--- Begin TASK DATA ---
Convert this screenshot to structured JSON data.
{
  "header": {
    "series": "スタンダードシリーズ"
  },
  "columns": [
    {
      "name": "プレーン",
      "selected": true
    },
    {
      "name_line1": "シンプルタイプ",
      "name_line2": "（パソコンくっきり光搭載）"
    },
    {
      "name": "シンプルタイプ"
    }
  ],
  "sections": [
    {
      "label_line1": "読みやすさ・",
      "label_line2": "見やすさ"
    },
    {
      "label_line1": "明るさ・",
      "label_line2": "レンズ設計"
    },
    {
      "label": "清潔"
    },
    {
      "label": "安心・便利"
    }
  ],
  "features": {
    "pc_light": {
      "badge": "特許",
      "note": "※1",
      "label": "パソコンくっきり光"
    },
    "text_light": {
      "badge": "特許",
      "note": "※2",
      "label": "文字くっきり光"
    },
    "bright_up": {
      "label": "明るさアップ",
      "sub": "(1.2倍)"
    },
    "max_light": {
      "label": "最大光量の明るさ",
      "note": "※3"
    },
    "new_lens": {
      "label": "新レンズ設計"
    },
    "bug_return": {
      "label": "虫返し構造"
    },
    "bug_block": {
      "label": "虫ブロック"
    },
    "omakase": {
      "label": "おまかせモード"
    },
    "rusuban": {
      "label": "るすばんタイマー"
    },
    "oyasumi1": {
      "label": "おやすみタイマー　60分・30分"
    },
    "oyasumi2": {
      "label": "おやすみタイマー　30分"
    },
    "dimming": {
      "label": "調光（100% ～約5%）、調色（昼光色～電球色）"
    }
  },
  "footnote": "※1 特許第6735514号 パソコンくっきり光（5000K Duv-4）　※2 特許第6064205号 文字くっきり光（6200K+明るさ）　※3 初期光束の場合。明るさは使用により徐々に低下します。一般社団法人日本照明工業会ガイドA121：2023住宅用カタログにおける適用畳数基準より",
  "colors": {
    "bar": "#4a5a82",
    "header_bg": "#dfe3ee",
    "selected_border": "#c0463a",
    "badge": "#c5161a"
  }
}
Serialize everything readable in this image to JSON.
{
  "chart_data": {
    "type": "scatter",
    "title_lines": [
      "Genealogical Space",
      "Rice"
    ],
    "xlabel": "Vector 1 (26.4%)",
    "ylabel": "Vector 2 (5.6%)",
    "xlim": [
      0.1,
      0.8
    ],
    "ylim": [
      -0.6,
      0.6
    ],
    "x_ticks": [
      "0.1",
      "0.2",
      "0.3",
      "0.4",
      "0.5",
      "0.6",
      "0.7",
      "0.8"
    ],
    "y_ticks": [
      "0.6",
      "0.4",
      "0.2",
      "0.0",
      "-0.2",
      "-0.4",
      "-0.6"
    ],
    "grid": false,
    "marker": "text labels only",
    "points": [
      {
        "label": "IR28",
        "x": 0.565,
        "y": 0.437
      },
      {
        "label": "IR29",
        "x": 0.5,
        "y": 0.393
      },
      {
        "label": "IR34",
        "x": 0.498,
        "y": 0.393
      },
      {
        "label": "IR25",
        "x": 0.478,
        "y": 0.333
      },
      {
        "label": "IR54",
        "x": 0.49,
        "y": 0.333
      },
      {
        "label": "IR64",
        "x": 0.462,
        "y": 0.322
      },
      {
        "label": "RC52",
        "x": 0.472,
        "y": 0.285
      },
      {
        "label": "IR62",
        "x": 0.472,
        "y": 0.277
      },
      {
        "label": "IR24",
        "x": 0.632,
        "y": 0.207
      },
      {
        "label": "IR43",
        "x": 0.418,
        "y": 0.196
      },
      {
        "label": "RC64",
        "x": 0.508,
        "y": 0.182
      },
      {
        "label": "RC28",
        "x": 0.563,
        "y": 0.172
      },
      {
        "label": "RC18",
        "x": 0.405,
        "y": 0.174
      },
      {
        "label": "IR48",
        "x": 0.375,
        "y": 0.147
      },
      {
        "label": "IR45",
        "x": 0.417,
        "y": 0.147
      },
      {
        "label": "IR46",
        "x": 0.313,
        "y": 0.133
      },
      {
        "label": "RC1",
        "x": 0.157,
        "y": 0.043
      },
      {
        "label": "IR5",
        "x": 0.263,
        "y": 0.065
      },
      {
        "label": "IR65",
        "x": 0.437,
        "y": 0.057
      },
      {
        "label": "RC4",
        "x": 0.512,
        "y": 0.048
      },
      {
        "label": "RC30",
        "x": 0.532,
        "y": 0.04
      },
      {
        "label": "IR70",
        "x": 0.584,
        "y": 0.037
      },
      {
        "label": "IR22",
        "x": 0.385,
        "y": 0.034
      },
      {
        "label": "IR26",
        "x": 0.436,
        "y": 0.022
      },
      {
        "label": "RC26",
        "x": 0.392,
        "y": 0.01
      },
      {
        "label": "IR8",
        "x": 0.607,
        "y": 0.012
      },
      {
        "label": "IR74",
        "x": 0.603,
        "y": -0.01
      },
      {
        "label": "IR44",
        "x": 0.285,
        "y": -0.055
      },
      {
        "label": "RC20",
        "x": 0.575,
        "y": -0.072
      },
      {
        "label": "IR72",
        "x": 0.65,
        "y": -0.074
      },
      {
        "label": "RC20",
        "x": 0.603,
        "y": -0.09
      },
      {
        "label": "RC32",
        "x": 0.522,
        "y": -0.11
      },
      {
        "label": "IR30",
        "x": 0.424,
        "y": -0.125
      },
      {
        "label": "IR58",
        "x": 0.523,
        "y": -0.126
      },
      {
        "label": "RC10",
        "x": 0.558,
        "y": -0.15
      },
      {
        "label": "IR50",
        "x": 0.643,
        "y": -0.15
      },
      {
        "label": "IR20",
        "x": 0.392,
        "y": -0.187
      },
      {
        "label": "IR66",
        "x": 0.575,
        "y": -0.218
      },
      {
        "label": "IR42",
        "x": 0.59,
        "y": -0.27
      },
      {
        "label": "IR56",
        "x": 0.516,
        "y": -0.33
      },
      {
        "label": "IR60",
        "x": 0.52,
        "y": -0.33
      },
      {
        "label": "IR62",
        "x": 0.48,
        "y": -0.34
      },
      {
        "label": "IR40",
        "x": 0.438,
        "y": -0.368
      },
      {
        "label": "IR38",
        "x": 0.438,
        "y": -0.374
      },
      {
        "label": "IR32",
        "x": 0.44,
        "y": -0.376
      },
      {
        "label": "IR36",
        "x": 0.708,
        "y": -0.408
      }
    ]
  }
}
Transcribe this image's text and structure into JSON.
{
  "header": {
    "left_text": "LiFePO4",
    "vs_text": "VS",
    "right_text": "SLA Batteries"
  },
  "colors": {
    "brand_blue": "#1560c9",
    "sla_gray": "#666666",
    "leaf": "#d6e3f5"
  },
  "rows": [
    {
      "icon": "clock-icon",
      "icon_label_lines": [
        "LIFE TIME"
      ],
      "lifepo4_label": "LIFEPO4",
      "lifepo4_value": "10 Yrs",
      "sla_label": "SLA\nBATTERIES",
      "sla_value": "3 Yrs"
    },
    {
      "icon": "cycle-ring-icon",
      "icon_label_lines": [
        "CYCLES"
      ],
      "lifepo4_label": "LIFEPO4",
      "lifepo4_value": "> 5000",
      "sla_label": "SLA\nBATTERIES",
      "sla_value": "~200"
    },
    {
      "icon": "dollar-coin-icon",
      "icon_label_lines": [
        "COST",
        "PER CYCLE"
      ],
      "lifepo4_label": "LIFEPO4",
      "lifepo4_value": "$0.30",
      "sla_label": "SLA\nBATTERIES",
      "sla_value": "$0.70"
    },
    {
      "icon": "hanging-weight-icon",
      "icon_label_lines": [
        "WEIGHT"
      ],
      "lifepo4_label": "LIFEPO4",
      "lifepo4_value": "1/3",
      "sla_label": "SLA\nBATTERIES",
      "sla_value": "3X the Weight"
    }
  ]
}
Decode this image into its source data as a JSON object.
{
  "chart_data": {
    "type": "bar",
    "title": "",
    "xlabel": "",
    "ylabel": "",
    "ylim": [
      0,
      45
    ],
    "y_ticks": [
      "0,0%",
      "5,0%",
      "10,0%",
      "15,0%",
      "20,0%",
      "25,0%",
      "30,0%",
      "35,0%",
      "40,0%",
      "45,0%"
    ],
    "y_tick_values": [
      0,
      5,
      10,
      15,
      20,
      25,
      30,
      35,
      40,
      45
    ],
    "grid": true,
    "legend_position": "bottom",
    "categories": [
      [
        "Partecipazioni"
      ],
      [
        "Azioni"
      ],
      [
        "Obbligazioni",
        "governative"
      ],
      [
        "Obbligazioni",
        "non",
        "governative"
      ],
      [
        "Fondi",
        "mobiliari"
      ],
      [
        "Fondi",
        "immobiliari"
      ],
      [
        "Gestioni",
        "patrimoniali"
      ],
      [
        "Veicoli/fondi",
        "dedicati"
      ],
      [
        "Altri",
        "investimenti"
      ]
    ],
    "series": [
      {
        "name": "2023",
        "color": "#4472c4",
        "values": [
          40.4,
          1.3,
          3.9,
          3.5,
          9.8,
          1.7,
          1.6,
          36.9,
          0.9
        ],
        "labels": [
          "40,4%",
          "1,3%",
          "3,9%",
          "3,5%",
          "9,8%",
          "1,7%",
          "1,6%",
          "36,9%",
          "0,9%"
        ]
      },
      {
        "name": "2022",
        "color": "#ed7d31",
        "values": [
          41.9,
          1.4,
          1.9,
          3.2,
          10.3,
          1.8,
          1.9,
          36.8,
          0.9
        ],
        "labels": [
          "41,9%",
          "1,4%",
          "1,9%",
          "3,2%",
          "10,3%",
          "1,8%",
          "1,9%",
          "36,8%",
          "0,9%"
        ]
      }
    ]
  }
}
--- End TASK DATA ---
> PROBLEM STATEMENT:
Within the data above, pick out all lines holding the word "Vector".

> TASK RESULT:
    "xlabel": "Vector 1 (26.4%)",
    "ylabel": "Vector 2 (5.6%)",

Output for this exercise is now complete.